▸ **Required task**
Return the material word for word. Do not include the pictures.

-------

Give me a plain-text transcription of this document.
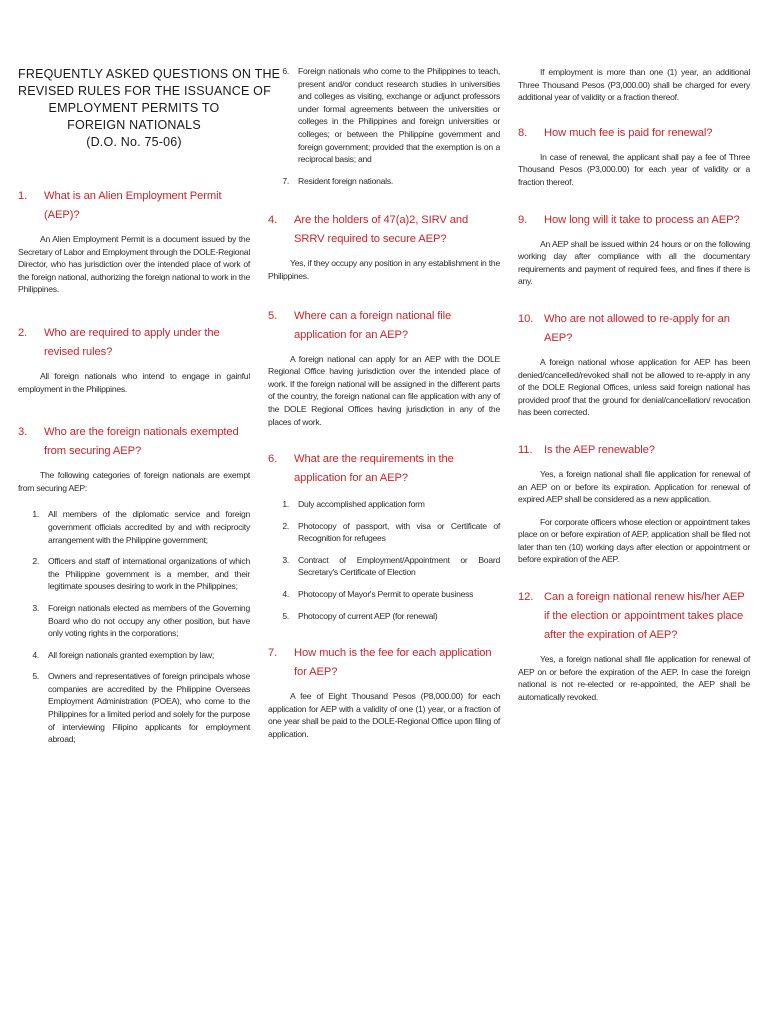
FREQUENTLY ASKED QUESTIONS ON THE
REVISED RULES FOR THE ISSUANCE OF
EMPLOYMENT PERMITS TO
FOREIGN NATIONALS
(D.O. No. 75-06)
1.	What is an Alien Employment Permit (AEP)?

An Alien Employment Permit is a document issued by the Secretary of Labor and Employment through the DOLE-Regional Director, who has jurisdiction over the intended place of work of the foreign national, authorizing the foreign national to work in the Philippines.

2.	Who are required to apply under the revised rules?

All foreign nationals who intend to engage in gainful employment in the Philippines.

3.	Who are the foreign nationals exempted from securing AEP?

The following categories of foreign nationals are exempt from securing AEP:

1.	All members of the diplomatic service and foreign government officials accredited by and with reciprocity arrangement with the Philippine government;
2.	Officers and staff of international organizations of which the Philippine government is a member, and their legitimate spouses desiring to work in the Philippines;
3.	Foreign nationals elected as members of the Governing Board who do not occupy any other position, but have only voting rights in the corporations;
4.	All foreign nationals granted exemption by law;
5.	Owners and representatives of foreign principals whose companies are accredited by the Philippine Overseas Employment Administration (POEA), who come to the Philippines for a limited period and solely for the purpose of interviewing Filipino applicants for employment abroad;
6.	Foreign nationals who come to the Philippines to teach, present and/or conduct research studies in universities and colleges as visiting, exchange or adjunct professors under formal agreements between the universities or colleges in the Philippines and foreign universities or colleges; or between the Philippine government and foreign government; provided that the exemption is on a reciprocal basis; and
7.	Resident foreign nationals.
4.	Are the holders of 47(a)2, SIRV and SRRV required to secure AEP?

Yes, if they occupy any position in any establishment in the Philippines.

5.	Where can a foreign national file application for an AEP?

A foreign national can apply for an AEP with the DOLE Regional Office having jurisdiction over the intended place of work. If the foreign national will be assigned in the different parts of the country, the foreign national can file application with any of the DOLE Regional Offices having jurisdiction in any of the places of work.

6.	What are the requirements in the application for an AEP?
1.	Duly accomplished application form
2.	Photocopy of passport, with visa or Certificate of Recognition for refugees
3.	Contract of Employment/Appointment or Board Secretary's Certificate of Election
4.	Photocopy of Mayor's Permit to operate business
5.	Photocopy of current AEP (for renewal)
7.	How much is the fee for each application for AEP?

A fee of Eight Thousand Pesos (P8,000.00) for each application for AEP with a validity of one (1) year, or a fraction of one year shall be paid to the DOLE-Regional Office upon filing of application.

If employment is more than one (1) year, an additional Three Thousand Pesos (P3,000.00) shall be charged for every additional year of validity or a fraction thereof.

8.	How much fee is paid for renewal?

In case of renewal, the applicant shall pay a fee of Three Thousand Pesos (P3,000.00) for each year of validity or a fraction thereof.

9.	How long will it take to process an AEP?

An AEP shall be issued within 24 hours or on the following working day after compliance with all the documentary requirements and payment of required fees, and fines if there is any.

10. Who are not allowed to re-apply for an AEP?

A foreign national whose application for AEP has been denied/cancelled/revoked shall not be allowed to re-apply in any of the DOLE Regional Offices, unless said foreign national has provided proof that the ground for denial/cancellation/ revocation has been corrected.

11.	Is the AEP renewable?

Yes, a foreign national shall file application for renewal of an AEP on or before its expiration. Application for renewal of expired AEP shall be considered as a new application.

For corporate officers whose election or appointment takes place on or before expiration of AEP, application shall be filed not later than ten (10) working days after election or appointment or before expiration of the AEP.

12. Can a foreign national renew his/her AEP if the election or appointment takes place after the expiration of AEP?

Yes, a foreign national shall file application for renewal of AEP on or before the expiration of the AEP. In case the foreign national is not re-elected or re-appointed, the AEP shall be automatically revoked.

-------

▸ **Written answer**
Give me a plain-text transcription of this document.
FREQUENTLY ASKED QUESTIONS ON THE
REVISED RULES FOR THE ISSUANCE OF
EMPLOYMENT PERMITS TO
FOREIGN NATIONALS
(D.O. No. 75-06)
1.	What is an Alien Employment Permit (AEP)?

An Alien Employment Permit is a document issued by the Secretary of Labor and Employment through the DOLE-Regional Director, who has jurisdiction over the intended place of work of the foreign national, authorizing the foreign national to work in the Philippines.

2.	Who are required to apply under the revised rules?

All foreign nationals who intend to engage in gainful employment in the Philippines.

3.	Who are the foreign nationals exempted from securing AEP?

The following categories of foreign nationals are exempt from securing AEP:

1.	All members of the diplomatic service and foreign government officials accredited by and with reciprocity arrangement with the Philippine government;
2.	Officers and staff of international organizations of which the Philippine government is a member, and their legitimate spouses desiring to work in the Philippines;
3.	Foreign nationals elected as members of the Governing Board who do not occupy any other position, but have only voting rights in the corporations;
4.	All foreign nationals granted exemption by law;
5.	Owners and representatives of foreign principals whose companies are accredited by the Philippine Overseas Employment Administration (POEA), who come to the Philippines for a limited period and solely for the purpose of interviewing Filipino applicants for employment abroad;
6.	Foreign nationals who come to the Philippines to teach, present and/or conduct research studies in universities and colleges as visiting, exchange or adjunct professors under formal agreements between the universities or colleges in the Philippines and foreign universities or colleges; or between the Philippine government and foreign government; provided that the exemption is on a reciprocal basis; and
7.	Resident foreign nationals.
4.	Are the holders of 47(a)2, SIRV and SRRV required to secure AEP?

Yes, if they occupy any position in any establishment in the Philippines.

5.	Where can a foreign national file application for an AEP?

A foreign national can apply for an AEP with the DOLE Regional Office having jurisdiction over the intended place of work. If the foreign national will be assigned in the different parts of the country, the foreign national can file application with any of the DOLE Regional Offices having jurisdiction in any of the places of work.

6.	What are the requirements in the application for an AEP?
1.	Duly accomplished application form
2.	Photocopy of passport, with visa or Certificate of Recognition for refugees
3.	Contract of Employment/Appointment or Board Secretary's Certificate of Election
4.	Photocopy of Mayor's Permit to operate business
5.	Photocopy of current AEP (for renewal)
7.	How much is the fee for each application for AEP?

A fee of Eight Thousand Pesos (P8,000.00) for each application for AEP with a validity of one (1) year, or a fraction of one year shall be paid to the DOLE-Regional Office upon filing of application.

If employment is more than one (1) year, an additional Three Thousand Pesos (P3,000.00) shall be charged for every additional year of validity or a fraction thereof.

8.	How much fee is paid for renewal?

In case of renewal, the applicant shall pay a fee of Three Thousand Pesos (P3,000.00) for each year of validity or a fraction thereof.

9.	How long will it take to process an AEP?

An AEP shall be issued within 24 hours or on the following working day after compliance with all the documentary requirements and payment of required fees, and fines if there is any.

10. Who are not allowed to re-apply for an AEP?

A foreign national whose application for AEP has been denied/cancelled/revoked shall not be allowed to re-apply in any of the DOLE Regional Offices, unless said foreign national has provided proof that the ground for denial/cancellation/ revocation has been corrected.

11.	Is the AEP renewable?

Yes, a foreign national shall file application for renewal of an AEP on or before its expiration. Application for renewal of expired AEP shall be considered as a new application.

For corporate officers whose election or appointment takes place on or before expiration of AEP, application shall be filed not later than ten (10) working days after election or appointment or before expiration of the AEP.

12. Can a foreign national renew his/her AEP if the election or appointment takes place after the expiration of AEP?

Yes, a foreign national shall file application for renewal of AEP on or before the expiration of the AEP. In case the foreign national is not re-elected or re-appointed, the AEP shall be automatically revoked.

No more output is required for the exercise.